» **What this task involves**: Every line below that holds the string "label" should be copied out.
:: Records to use
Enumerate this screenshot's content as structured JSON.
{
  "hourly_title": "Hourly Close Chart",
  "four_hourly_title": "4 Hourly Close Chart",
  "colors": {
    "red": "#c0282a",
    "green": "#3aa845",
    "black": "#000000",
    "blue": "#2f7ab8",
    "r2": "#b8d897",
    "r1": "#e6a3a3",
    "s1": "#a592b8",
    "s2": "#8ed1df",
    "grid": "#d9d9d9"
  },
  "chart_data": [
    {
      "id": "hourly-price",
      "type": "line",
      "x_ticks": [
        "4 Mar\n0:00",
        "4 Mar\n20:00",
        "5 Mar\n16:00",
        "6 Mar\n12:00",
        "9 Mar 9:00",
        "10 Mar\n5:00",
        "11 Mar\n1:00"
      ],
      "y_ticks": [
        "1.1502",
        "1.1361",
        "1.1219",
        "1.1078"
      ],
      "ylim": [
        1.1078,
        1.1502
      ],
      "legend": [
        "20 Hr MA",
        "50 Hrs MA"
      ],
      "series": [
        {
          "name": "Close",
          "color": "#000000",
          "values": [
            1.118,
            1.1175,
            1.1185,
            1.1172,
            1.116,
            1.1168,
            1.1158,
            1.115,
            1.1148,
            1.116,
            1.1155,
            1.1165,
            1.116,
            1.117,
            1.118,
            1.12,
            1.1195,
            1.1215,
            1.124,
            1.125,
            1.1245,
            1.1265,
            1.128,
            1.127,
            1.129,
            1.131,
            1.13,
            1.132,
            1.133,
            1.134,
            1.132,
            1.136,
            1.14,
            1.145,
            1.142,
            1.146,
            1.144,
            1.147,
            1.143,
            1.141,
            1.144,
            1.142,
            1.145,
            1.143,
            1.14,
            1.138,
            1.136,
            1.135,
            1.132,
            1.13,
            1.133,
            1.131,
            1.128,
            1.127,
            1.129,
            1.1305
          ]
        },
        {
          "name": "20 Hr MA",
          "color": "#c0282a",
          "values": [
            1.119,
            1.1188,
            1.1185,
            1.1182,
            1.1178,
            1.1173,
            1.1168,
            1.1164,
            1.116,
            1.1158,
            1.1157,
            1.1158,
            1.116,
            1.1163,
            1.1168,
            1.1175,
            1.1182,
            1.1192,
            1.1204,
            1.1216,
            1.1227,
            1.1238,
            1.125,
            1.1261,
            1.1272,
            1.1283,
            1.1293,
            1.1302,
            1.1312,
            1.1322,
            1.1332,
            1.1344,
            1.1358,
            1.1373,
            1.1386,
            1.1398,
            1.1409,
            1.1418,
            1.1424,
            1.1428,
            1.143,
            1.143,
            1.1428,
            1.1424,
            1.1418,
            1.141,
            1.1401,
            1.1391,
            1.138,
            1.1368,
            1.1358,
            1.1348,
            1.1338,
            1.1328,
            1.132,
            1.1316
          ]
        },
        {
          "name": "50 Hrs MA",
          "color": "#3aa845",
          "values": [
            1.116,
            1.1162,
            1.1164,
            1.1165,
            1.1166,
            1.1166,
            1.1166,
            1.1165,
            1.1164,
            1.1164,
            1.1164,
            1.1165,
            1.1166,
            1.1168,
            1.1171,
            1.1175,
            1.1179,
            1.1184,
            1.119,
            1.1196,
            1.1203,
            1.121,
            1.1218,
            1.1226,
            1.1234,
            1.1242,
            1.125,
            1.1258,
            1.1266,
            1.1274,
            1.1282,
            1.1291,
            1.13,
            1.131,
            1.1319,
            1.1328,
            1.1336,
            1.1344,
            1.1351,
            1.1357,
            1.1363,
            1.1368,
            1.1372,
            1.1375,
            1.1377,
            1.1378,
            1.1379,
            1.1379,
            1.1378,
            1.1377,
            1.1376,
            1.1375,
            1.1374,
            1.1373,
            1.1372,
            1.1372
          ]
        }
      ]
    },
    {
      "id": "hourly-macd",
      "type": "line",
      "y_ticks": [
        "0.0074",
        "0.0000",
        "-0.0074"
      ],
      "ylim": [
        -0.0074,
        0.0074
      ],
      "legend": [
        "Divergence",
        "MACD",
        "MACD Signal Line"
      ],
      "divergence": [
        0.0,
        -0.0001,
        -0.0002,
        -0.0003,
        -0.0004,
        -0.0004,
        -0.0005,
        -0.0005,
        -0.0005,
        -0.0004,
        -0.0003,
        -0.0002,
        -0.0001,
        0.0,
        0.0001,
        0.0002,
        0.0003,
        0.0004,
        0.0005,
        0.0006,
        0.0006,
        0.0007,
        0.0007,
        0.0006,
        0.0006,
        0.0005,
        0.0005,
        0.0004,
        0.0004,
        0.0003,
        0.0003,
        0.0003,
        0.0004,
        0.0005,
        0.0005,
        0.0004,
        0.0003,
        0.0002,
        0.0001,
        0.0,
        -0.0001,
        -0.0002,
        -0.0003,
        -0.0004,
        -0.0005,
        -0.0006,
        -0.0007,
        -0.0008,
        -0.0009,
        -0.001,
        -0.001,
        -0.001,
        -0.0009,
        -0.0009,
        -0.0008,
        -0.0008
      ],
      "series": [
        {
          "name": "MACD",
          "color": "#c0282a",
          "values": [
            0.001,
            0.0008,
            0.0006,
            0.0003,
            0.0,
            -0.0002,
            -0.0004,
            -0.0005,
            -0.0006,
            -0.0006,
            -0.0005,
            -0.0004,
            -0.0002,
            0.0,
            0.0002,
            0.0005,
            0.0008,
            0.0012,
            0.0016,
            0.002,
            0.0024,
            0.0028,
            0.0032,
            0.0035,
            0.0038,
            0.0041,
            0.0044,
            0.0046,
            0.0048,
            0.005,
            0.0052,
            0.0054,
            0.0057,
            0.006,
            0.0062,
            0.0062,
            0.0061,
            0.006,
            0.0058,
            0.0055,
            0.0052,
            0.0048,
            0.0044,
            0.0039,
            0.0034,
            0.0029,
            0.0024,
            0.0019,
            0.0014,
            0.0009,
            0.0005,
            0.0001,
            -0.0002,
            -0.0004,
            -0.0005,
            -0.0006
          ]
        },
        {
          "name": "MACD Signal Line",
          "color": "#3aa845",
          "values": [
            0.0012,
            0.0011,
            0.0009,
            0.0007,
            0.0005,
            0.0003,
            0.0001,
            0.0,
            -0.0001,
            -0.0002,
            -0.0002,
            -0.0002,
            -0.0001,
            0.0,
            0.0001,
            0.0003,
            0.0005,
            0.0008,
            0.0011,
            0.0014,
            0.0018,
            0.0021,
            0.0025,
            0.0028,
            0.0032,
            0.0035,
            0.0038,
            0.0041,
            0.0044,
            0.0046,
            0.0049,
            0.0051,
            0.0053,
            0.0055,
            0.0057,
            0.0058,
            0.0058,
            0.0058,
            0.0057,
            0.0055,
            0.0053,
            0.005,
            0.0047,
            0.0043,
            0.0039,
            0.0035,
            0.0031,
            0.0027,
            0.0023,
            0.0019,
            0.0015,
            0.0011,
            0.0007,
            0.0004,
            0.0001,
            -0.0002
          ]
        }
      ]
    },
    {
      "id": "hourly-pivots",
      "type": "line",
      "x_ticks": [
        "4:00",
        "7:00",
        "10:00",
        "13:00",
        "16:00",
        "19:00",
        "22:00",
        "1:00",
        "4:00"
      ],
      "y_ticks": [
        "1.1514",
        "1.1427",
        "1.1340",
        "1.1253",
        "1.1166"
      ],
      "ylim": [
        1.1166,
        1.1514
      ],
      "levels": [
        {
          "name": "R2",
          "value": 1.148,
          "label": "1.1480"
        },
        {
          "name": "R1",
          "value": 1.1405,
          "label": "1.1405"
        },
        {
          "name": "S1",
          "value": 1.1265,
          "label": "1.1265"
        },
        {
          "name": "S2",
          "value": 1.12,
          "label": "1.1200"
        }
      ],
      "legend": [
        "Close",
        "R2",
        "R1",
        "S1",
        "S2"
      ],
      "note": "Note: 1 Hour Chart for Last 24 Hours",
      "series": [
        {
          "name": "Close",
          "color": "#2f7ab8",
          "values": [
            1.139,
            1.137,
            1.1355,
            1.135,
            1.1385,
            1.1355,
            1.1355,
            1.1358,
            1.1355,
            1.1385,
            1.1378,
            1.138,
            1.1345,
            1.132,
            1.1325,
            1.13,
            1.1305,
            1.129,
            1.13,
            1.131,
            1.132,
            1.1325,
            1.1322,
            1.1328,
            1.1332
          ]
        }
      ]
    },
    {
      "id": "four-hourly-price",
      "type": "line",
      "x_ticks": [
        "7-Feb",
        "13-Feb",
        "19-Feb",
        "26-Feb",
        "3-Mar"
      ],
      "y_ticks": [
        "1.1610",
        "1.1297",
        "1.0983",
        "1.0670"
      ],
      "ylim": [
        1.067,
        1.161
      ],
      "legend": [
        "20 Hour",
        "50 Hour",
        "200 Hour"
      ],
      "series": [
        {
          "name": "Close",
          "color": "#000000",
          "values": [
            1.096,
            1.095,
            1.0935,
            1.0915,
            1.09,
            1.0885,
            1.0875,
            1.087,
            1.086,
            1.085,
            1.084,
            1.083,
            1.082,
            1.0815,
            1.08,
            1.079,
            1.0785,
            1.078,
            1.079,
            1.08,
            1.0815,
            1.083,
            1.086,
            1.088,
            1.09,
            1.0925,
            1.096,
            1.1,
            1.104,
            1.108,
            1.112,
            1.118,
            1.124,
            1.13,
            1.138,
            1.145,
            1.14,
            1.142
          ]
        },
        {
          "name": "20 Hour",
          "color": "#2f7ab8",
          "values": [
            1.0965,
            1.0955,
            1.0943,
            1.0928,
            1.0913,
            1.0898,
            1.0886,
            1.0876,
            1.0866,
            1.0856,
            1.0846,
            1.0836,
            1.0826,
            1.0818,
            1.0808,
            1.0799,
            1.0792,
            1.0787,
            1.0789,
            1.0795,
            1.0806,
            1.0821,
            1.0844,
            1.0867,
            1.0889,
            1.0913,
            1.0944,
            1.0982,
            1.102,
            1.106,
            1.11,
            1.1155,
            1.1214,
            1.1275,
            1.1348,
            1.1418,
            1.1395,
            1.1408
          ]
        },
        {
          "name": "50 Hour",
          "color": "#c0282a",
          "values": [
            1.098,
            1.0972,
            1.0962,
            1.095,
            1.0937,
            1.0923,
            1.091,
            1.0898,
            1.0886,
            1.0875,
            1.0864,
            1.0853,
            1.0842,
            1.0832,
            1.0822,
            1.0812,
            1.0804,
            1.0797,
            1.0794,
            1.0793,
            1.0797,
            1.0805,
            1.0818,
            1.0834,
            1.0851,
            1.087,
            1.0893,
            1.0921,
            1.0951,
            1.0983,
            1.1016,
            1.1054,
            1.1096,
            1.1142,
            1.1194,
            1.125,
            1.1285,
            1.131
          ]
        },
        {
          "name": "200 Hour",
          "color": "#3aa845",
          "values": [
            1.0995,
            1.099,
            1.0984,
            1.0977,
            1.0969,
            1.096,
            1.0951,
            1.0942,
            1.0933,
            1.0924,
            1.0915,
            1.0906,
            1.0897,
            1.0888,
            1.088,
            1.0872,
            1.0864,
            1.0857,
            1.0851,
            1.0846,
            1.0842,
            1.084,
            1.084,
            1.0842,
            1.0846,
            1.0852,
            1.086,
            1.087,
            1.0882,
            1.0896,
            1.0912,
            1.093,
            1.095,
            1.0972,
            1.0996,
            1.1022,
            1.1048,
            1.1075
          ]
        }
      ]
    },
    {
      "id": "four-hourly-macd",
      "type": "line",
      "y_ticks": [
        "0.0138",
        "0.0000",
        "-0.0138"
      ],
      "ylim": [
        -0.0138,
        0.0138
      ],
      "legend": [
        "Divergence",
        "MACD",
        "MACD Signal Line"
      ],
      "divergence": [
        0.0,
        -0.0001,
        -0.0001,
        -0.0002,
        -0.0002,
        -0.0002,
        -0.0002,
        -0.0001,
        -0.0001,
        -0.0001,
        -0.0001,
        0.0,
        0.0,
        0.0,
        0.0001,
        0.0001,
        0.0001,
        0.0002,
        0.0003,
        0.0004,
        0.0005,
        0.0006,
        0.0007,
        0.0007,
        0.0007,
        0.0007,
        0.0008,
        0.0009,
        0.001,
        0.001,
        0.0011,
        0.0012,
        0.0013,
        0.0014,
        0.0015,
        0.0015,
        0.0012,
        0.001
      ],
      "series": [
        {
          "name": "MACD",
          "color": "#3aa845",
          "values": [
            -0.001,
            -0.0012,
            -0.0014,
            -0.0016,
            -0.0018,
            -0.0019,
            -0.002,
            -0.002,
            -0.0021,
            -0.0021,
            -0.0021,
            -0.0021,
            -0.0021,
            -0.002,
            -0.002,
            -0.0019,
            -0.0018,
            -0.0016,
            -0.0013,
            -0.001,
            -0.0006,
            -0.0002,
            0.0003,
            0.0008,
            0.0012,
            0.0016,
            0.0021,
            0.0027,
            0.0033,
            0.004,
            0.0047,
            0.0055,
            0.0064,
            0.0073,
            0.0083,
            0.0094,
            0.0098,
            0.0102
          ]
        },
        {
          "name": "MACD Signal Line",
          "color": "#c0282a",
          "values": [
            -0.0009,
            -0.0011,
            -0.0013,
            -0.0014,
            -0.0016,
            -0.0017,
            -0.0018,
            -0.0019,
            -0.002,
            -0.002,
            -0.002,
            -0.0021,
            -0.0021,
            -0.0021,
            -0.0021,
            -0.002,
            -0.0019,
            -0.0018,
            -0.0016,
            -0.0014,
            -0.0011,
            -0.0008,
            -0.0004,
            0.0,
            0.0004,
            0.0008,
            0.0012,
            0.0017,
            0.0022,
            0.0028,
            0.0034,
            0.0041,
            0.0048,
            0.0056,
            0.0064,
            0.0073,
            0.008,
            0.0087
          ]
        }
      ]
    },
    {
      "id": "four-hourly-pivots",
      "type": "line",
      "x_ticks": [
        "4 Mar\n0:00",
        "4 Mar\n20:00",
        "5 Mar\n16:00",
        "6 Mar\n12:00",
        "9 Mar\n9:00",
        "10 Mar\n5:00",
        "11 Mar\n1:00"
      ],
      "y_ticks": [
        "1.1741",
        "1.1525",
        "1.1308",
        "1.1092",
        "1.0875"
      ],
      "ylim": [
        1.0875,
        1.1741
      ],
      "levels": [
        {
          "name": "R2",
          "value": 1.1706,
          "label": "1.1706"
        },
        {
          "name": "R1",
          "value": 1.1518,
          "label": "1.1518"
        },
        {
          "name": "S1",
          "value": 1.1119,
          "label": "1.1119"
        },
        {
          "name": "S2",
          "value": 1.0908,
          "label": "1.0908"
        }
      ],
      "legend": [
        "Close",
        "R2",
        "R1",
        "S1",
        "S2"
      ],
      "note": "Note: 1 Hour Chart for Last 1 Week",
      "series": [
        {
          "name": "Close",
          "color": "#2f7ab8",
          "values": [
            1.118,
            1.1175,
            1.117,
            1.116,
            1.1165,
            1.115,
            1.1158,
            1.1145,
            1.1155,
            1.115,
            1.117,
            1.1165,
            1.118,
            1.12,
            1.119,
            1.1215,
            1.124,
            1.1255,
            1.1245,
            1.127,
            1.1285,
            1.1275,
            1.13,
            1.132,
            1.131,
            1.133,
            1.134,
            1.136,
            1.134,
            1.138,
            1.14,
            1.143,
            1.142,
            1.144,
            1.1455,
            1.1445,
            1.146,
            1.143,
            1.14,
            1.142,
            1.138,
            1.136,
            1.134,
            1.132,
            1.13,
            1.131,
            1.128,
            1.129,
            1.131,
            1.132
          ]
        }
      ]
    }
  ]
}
::::
» **Exercise output**:
          "label": "1.1480"
          "label": "1.1405"
          "label": "1.1265"
          "label": "1.1200"
          "label": "1.1706"
          "label": "1.1518"
          "label": "1.1119"
          "label": "1.0908"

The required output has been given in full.